Figure content listings

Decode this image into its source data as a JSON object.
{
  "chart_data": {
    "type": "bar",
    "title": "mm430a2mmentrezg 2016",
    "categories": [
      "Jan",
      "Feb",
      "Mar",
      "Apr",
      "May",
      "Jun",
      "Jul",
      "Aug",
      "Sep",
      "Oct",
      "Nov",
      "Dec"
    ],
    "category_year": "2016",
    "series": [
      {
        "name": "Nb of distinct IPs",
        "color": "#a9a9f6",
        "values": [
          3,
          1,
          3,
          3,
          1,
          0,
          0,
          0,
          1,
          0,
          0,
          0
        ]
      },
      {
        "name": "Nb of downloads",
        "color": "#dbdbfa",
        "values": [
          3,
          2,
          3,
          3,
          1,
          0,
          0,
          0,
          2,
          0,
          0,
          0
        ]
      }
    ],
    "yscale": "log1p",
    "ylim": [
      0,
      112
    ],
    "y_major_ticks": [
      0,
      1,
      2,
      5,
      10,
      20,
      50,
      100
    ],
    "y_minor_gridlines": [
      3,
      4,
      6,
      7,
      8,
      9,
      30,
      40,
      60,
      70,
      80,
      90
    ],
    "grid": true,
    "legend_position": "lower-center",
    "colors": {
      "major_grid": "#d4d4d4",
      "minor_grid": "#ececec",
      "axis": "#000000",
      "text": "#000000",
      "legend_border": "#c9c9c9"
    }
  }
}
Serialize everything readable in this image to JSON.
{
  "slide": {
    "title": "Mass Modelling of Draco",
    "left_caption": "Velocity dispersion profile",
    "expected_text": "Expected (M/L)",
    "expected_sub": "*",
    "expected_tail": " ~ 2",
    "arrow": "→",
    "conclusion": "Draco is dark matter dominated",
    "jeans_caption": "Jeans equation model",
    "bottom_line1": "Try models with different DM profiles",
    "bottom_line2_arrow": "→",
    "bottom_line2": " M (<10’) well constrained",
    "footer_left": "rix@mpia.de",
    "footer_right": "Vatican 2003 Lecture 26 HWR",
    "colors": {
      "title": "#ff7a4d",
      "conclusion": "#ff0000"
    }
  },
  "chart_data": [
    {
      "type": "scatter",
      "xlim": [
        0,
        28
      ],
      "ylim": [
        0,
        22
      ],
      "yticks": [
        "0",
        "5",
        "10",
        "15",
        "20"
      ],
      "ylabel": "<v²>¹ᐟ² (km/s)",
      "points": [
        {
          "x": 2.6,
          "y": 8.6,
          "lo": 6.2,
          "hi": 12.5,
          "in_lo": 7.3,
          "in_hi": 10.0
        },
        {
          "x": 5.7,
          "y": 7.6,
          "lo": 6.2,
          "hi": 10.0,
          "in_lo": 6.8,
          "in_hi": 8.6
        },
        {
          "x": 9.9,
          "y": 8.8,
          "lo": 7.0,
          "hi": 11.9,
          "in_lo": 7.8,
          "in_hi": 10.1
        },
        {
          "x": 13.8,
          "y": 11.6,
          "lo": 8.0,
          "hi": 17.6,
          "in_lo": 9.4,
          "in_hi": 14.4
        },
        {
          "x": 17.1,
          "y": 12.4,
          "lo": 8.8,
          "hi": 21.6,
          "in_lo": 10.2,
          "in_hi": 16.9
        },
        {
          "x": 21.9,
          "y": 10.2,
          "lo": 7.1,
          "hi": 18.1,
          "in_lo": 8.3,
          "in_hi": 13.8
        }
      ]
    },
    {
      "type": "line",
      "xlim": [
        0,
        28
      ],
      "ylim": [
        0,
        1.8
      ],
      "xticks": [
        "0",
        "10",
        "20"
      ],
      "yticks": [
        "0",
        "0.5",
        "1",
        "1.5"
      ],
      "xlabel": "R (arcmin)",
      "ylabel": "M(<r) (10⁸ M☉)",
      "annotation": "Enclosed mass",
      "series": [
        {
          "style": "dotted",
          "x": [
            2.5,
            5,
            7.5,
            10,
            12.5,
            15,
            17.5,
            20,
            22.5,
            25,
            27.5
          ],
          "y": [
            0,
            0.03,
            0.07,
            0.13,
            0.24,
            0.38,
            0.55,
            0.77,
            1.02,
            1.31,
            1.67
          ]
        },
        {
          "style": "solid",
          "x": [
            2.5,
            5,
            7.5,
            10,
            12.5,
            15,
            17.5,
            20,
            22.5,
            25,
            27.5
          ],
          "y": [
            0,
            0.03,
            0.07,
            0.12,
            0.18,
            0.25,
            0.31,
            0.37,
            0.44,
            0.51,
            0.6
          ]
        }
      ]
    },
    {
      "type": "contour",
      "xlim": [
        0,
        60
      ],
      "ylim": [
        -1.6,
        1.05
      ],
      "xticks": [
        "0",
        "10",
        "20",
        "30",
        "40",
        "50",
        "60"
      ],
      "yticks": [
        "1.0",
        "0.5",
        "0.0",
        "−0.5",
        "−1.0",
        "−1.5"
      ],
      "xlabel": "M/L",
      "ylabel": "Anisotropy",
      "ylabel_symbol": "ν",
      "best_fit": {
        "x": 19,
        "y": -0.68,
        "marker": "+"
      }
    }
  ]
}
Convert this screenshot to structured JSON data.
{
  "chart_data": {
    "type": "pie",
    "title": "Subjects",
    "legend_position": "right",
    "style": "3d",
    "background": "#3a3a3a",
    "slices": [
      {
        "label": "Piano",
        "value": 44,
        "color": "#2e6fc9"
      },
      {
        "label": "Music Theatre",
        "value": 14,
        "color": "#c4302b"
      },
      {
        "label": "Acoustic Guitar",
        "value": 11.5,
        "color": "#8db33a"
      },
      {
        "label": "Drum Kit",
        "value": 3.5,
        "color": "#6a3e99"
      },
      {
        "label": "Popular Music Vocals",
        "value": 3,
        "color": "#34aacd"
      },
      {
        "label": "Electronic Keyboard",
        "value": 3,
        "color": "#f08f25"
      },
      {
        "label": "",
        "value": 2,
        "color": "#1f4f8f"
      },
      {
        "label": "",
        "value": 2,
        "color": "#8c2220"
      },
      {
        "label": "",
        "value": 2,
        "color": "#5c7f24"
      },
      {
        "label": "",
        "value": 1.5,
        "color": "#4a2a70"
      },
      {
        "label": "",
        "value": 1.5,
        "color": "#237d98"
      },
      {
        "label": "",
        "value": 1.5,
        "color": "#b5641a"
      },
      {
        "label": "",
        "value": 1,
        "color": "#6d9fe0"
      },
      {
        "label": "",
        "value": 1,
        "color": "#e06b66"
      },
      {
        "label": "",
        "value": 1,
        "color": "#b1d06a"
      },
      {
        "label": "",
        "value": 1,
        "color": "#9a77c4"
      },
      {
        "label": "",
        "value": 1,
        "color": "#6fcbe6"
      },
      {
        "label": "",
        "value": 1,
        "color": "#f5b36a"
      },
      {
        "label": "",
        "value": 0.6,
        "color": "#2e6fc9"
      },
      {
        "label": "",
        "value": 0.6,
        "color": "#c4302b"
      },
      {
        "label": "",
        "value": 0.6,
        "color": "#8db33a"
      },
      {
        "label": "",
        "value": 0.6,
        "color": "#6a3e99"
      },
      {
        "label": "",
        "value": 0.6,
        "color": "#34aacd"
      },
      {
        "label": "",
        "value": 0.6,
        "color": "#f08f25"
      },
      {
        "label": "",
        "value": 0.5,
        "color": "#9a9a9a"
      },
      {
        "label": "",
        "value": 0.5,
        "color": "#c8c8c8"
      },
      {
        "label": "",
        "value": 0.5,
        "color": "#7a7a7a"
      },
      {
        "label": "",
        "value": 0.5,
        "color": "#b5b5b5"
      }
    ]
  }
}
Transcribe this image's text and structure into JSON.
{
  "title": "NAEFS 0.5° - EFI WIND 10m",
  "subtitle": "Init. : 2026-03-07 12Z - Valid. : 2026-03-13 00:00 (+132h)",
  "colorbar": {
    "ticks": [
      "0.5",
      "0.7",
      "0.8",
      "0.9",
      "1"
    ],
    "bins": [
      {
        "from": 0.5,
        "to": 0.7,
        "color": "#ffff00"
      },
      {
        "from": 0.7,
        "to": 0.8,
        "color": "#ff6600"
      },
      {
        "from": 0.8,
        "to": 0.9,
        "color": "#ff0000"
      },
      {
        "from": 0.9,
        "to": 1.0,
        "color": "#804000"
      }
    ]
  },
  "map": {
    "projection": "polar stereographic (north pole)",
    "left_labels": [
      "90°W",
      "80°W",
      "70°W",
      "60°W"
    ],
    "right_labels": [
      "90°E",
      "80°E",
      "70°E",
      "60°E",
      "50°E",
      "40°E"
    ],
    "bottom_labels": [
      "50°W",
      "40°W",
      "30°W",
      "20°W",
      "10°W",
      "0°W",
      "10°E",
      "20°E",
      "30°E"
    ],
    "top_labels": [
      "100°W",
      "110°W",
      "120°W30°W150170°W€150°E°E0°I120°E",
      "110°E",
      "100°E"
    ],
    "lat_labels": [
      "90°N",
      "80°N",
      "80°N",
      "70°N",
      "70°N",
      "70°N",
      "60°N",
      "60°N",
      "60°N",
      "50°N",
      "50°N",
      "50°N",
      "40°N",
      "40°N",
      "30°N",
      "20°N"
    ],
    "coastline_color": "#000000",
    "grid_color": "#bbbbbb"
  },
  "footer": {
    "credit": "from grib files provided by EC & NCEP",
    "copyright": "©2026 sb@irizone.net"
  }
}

▶ _EXERCISE_
Using the listing, copy every line where the word "from" shows up.

▶ _RESPONSE BELOW_
        "from": 0.5,
        "from": 0.7,
        "from": 0.8,
        "from": 0.9,
    "credit": "from grib files provided by EC & NCEP",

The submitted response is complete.